=== Entries shown ===

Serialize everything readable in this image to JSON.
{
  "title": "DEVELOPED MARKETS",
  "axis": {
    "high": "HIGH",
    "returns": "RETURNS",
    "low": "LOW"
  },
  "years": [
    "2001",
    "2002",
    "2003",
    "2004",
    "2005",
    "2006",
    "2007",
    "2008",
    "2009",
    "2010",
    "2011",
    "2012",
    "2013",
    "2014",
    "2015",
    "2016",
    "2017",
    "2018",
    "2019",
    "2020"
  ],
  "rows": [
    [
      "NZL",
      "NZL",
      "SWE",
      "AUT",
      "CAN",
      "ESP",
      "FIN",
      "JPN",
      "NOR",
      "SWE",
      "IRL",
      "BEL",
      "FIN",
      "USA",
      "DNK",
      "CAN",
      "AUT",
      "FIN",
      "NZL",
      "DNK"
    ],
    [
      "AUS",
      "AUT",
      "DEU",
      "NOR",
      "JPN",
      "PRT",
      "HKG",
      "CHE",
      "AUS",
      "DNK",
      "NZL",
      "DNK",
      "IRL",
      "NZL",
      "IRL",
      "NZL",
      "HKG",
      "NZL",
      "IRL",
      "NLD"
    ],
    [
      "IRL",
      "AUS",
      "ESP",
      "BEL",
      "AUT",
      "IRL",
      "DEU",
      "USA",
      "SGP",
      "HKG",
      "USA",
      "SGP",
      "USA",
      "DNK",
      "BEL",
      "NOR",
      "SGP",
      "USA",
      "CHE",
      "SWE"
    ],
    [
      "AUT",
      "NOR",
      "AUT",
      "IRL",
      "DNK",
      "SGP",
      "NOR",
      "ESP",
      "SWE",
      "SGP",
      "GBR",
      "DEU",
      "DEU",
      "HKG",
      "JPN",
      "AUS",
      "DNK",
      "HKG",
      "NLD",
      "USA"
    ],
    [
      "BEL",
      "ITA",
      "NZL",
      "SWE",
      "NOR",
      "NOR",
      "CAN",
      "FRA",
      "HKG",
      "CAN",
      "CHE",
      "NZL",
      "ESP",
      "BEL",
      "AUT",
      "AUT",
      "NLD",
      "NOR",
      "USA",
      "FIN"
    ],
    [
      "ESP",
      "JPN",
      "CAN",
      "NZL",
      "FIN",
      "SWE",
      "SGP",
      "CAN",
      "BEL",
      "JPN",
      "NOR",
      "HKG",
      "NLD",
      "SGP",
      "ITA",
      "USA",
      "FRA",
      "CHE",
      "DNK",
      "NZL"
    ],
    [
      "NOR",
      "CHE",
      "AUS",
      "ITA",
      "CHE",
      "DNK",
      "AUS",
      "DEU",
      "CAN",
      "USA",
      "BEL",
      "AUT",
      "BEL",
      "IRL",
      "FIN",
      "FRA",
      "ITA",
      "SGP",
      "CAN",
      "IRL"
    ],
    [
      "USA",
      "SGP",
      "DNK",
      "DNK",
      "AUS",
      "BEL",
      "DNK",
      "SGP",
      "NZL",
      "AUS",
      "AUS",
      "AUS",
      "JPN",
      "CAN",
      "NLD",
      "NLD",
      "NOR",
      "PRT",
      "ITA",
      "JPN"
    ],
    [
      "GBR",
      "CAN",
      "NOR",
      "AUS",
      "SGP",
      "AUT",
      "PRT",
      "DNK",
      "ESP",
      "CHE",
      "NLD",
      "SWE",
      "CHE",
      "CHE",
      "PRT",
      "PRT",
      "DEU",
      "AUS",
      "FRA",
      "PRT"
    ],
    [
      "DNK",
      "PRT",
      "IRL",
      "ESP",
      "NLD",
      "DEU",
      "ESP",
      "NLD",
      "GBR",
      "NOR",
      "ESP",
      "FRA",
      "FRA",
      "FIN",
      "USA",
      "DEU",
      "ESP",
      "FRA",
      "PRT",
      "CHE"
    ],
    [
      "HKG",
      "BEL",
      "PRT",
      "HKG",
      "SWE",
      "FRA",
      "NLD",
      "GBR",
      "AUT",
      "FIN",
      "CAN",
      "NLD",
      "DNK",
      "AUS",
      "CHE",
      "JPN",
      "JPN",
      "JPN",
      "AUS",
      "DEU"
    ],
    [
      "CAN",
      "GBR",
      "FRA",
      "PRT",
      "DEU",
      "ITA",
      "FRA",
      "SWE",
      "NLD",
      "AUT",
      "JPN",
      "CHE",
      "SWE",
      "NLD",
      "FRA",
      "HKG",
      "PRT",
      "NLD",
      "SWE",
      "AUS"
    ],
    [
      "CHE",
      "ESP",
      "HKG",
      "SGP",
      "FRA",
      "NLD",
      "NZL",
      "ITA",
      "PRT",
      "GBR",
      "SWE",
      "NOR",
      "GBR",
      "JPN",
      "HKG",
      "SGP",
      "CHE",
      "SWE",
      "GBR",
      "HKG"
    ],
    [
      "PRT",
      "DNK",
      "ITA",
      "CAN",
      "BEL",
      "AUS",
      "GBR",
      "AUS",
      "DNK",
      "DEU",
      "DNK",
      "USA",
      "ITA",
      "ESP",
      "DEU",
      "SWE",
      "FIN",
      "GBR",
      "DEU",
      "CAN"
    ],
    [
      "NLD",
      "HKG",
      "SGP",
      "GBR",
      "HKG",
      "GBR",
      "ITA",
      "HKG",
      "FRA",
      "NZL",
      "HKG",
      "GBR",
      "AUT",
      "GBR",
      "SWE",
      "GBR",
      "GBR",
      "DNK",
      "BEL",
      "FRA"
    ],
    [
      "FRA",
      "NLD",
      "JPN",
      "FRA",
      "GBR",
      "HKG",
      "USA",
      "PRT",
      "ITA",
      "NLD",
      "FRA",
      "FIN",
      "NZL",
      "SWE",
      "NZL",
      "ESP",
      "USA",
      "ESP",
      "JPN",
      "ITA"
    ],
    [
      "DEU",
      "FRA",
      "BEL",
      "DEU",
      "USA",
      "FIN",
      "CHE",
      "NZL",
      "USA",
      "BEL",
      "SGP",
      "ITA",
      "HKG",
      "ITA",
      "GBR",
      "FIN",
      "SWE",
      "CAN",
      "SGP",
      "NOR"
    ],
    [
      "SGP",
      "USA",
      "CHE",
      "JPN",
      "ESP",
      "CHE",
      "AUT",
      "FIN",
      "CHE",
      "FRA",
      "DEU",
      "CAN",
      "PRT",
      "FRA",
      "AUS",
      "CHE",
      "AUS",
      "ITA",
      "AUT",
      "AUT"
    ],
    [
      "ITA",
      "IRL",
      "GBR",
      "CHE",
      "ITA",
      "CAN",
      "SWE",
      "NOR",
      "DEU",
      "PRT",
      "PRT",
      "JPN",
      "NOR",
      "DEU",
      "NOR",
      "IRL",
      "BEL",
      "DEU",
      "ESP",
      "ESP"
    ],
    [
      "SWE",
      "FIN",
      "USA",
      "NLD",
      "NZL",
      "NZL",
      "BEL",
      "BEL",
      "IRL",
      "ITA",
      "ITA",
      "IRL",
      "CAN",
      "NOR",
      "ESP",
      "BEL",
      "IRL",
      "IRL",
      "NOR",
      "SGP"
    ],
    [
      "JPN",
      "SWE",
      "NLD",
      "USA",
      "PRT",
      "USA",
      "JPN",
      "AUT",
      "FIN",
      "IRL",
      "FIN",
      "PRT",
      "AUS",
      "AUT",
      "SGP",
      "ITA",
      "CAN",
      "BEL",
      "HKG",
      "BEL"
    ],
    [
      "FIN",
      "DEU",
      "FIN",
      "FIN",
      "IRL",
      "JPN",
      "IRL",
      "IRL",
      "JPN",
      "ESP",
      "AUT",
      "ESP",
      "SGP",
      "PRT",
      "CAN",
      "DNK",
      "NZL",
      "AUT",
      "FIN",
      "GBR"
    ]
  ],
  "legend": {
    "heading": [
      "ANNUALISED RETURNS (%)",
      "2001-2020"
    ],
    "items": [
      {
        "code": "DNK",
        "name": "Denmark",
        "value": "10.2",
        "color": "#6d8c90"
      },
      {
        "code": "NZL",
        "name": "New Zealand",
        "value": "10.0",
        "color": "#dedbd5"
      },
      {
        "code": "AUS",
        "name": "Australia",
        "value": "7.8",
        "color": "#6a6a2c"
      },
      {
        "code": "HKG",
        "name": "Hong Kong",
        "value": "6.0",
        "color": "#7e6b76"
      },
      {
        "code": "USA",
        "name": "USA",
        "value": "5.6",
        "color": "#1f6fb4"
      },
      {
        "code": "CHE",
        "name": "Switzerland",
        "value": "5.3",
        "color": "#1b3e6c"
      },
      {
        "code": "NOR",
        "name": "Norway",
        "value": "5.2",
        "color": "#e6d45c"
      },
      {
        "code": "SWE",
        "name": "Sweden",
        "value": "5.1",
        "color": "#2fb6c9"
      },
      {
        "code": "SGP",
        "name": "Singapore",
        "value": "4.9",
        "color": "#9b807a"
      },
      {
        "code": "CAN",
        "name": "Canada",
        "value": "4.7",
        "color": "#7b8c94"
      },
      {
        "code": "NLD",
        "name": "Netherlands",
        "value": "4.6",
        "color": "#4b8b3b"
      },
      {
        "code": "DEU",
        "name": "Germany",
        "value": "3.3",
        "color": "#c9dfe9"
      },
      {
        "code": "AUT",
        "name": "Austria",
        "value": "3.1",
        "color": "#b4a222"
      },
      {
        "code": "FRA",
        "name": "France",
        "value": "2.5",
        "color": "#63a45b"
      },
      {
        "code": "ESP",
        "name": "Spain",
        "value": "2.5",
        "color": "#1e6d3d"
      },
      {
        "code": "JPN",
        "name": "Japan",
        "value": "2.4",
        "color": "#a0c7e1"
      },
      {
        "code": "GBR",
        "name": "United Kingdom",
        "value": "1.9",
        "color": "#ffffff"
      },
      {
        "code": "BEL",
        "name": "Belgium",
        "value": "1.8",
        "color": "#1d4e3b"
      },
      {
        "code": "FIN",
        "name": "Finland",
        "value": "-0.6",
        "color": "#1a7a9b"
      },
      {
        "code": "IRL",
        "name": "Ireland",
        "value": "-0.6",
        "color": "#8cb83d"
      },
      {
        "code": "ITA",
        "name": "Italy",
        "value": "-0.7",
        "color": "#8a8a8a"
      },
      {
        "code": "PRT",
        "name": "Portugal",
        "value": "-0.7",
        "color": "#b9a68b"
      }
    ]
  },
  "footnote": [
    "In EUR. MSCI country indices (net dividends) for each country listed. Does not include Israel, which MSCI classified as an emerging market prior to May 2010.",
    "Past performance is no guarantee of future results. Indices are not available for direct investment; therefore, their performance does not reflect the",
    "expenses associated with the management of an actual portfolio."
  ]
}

===

## Problem statement:
Reproduce each line from the records that contains the word "RETURNS".

## Output of the exercise:
    "returns": "RETURNS",
      "ANNUALISED RETURNS (%)",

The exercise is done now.